* **What this task involves**
Copy out each line that includes the word "name".

* **Entries provided**
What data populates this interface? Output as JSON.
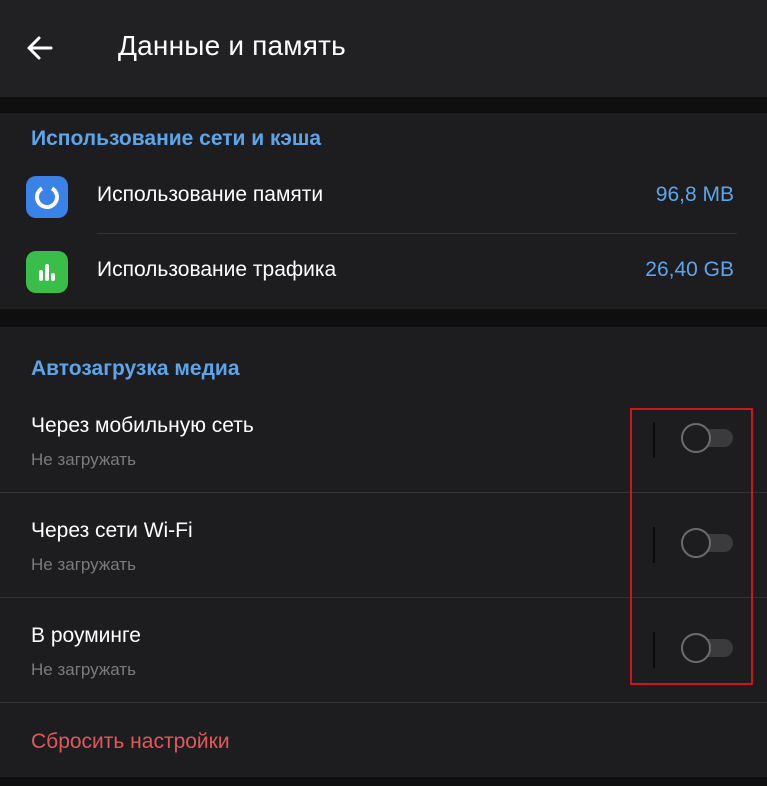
{
  "header": {
    "title": "Данные и память"
  },
  "network_cache": {
    "section_title": "Использование сети и кэша",
    "items": [
      {
        "label": "Использование памяти",
        "value": "96,8 MB",
        "icon": "storage-usage-icon",
        "icon_color": "#3b82e8"
      },
      {
        "label": "Использование трафика",
        "value": "26,40 GB",
        "icon": "traffic-usage-icon",
        "icon_color": "#3bbd4a"
      }
    ]
  },
  "autodownload": {
    "section_title": "Автозагрузка медиа",
    "items": [
      {
        "title": "Через мобильную сеть",
        "subtitle": "Не загружать",
        "enabled": false
      },
      {
        "title": "Через сети Wi-Fi",
        "subtitle": "Не загружать",
        "enabled": false
      },
      {
        "title": "В роуминге",
        "subtitle": "Не загружать",
        "enabled": false
      }
    ],
    "reset_label": "Сбросить настройки"
  },
  "colors": {
    "accent": "#5da5ea",
    "danger": "#e0585d",
    "highlight_box": "#d0141a",
    "background": "#1d1d1f"
  }
}
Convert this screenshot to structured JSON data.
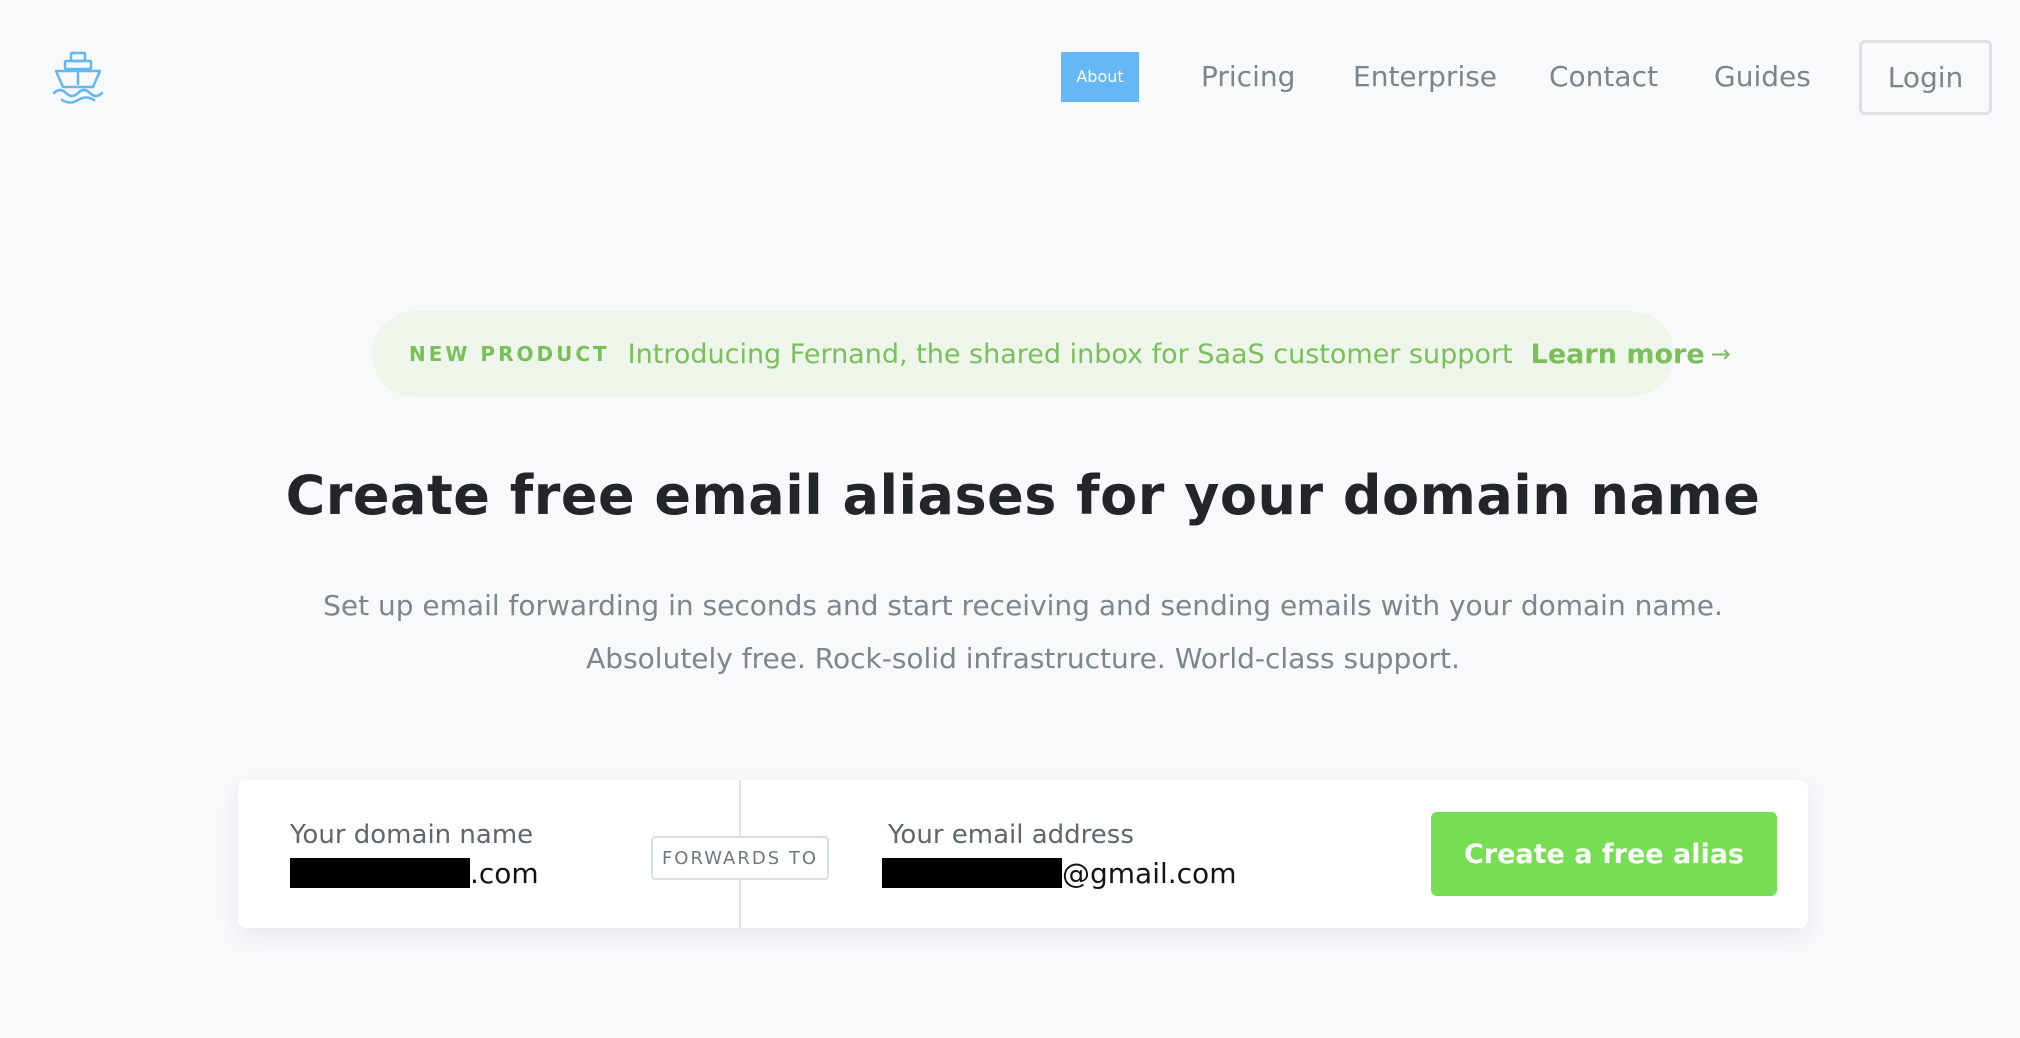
{
  "header": {
    "logo_icon": "ship-icon",
    "nav": [
      {
        "label": "About",
        "selected": true
      },
      {
        "label": "Pricing",
        "selected": false
      },
      {
        "label": "Enterprise",
        "selected": false
      },
      {
        "label": "Contact",
        "selected": false
      },
      {
        "label": "Guides",
        "selected": false
      }
    ],
    "login_label": "Login"
  },
  "banner": {
    "tag": "NEW PRODUCT",
    "text": "Introducing Fernand, the shared inbox for SaaS customer support",
    "link_label": "Learn more",
    "arrow": "→"
  },
  "hero": {
    "title": "Create free email aliases for your domain name",
    "subtitle_line1": "Set up email forwarding in seconds and start receiving and sending emails with your domain name.",
    "subtitle_line2": "Absolutely free. Rock-solid infrastructure. World-class support."
  },
  "form": {
    "domain_label": "Your domain name",
    "domain_suffix": ".com",
    "forwards_label": "FORWARDS TO",
    "email_label": "Your email address",
    "email_suffix": "@gmail.com",
    "cta_label": "Create a free alias"
  },
  "colors": {
    "accent_blue": "#65b7f5",
    "accent_green": "#76de52",
    "banner_green": "#7ac05a",
    "background": "#f7f9fb"
  }
}
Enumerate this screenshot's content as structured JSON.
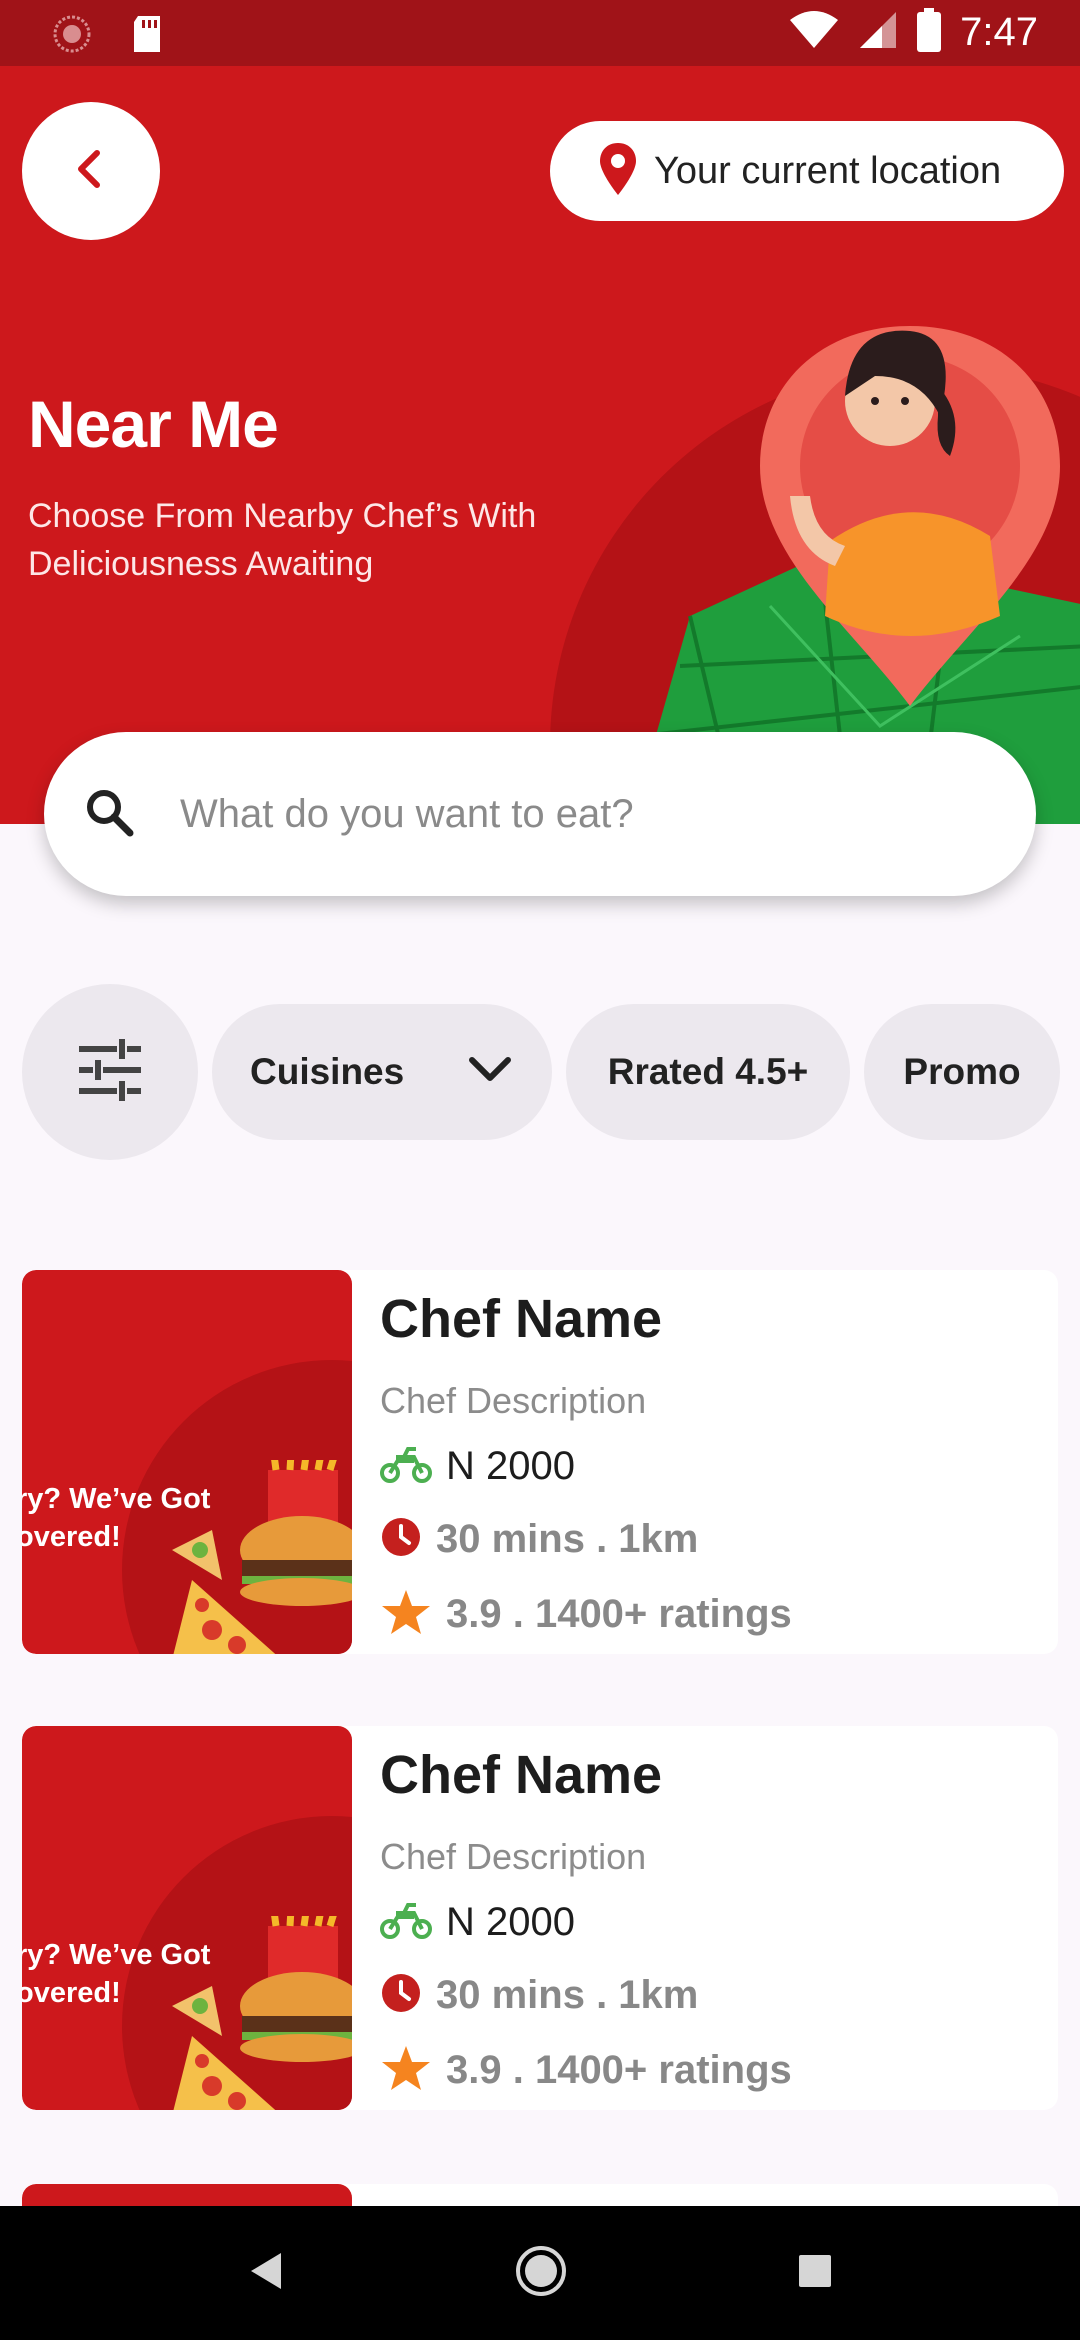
{
  "status_bar": {
    "time": "7:47",
    "icons": [
      "sync-icon",
      "sd-card-icon",
      "wifi-icon",
      "signal-icon",
      "battery-icon"
    ]
  },
  "header": {
    "back_icon": "chevron-left-icon",
    "location_label": "Your current location",
    "location_icon": "map-pin-icon",
    "title": "Near Me",
    "subtitle_line1": "Choose From Nearby Chef’s With",
    "subtitle_line2": "Deliciousness Awaiting"
  },
  "search": {
    "placeholder": "What do you want to eat?",
    "icon": "search-icon"
  },
  "filters": {
    "filter_icon": "sliders-icon",
    "chips": [
      {
        "label": "Cuisines",
        "icon": "chevron-down-icon"
      },
      {
        "label": "Rrated 4.5+"
      },
      {
        "label": "Promo"
      }
    ]
  },
  "chefs": [
    {
      "name": "Chef Name",
      "description": "Chef Description",
      "price": "N 2000",
      "time_distance": "30 mins . 1km",
      "rating": "3.9 . 1400+ ratings",
      "image_text_line1": "ry? We’ve Got",
      "image_text_line2": "overed!"
    },
    {
      "name": "Chef Name",
      "description": "Chef Description",
      "price": "N 2000",
      "time_distance": "30 mins . 1km",
      "rating": "3.9 . 1400+ ratings",
      "image_text_line1": "ry? We’ve Got",
      "image_text_line2": "overed!"
    }
  ],
  "colors": {
    "primary": "#cd181c",
    "primary_dark": "#a01318",
    "chip_bg": "#ece8ee",
    "bike_green": "#4caf50",
    "star_orange": "#f5841f",
    "clock_red": "#c4201e"
  },
  "nav": {
    "icons": [
      "back-nav-icon",
      "home-nav-icon",
      "recents-nav-icon"
    ]
  }
}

* **Worked solution**
    "title": "Create free email aliases for your domain name",
    "subtitle_line1": "Set up email forwarding in seconds and start receiving and sending emails with your domain name.",
    "domain_label": "Your domain name",
      "name": "Chef Name",
      "name": "Chef Name",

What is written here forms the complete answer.